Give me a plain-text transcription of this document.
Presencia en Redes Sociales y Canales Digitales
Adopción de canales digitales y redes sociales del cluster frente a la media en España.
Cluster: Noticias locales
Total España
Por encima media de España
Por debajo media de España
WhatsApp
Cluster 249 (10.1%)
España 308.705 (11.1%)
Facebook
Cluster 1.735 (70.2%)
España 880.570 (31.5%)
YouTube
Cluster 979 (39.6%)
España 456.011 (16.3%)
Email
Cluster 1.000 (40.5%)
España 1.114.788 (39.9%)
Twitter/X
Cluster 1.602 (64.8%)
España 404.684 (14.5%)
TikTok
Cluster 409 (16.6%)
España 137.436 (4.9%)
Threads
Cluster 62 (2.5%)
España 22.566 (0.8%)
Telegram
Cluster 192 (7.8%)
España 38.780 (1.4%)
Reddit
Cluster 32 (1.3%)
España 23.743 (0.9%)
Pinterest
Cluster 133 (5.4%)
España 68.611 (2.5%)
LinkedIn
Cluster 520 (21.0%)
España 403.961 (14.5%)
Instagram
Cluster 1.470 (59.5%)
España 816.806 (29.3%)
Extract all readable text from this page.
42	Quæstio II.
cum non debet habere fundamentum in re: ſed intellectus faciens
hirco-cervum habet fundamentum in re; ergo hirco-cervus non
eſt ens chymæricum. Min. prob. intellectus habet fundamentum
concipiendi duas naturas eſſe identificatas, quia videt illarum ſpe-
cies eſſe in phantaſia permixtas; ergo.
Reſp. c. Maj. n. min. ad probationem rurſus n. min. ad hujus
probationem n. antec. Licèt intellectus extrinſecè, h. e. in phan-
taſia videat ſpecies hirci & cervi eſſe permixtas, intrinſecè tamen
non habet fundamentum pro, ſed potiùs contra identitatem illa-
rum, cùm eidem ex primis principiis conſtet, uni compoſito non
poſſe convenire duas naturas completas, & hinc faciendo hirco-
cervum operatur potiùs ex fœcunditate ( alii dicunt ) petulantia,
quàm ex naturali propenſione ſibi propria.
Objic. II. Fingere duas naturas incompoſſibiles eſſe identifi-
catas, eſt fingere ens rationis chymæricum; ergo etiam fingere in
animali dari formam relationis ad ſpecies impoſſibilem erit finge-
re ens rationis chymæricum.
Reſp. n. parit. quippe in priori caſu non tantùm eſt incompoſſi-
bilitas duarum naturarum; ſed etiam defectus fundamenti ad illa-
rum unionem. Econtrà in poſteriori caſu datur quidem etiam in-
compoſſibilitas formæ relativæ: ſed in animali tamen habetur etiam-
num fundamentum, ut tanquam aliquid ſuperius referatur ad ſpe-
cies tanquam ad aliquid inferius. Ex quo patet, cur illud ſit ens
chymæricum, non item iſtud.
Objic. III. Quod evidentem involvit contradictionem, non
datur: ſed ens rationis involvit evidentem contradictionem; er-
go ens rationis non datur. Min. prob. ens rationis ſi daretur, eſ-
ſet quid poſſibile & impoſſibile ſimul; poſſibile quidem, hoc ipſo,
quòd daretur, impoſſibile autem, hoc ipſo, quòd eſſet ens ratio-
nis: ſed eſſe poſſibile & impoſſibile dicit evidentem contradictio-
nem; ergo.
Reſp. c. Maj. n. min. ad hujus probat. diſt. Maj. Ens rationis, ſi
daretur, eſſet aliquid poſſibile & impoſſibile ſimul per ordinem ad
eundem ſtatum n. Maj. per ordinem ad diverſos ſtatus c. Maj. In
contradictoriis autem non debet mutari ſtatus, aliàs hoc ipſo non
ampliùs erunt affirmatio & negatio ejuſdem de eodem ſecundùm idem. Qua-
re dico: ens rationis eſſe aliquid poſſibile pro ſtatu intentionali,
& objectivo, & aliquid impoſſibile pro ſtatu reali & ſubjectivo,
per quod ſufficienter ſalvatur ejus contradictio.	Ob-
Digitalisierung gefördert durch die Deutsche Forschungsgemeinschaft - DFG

----------

Objective
What is the number of lines above that contain "involvit"? Answer with that number only.

Written reply
2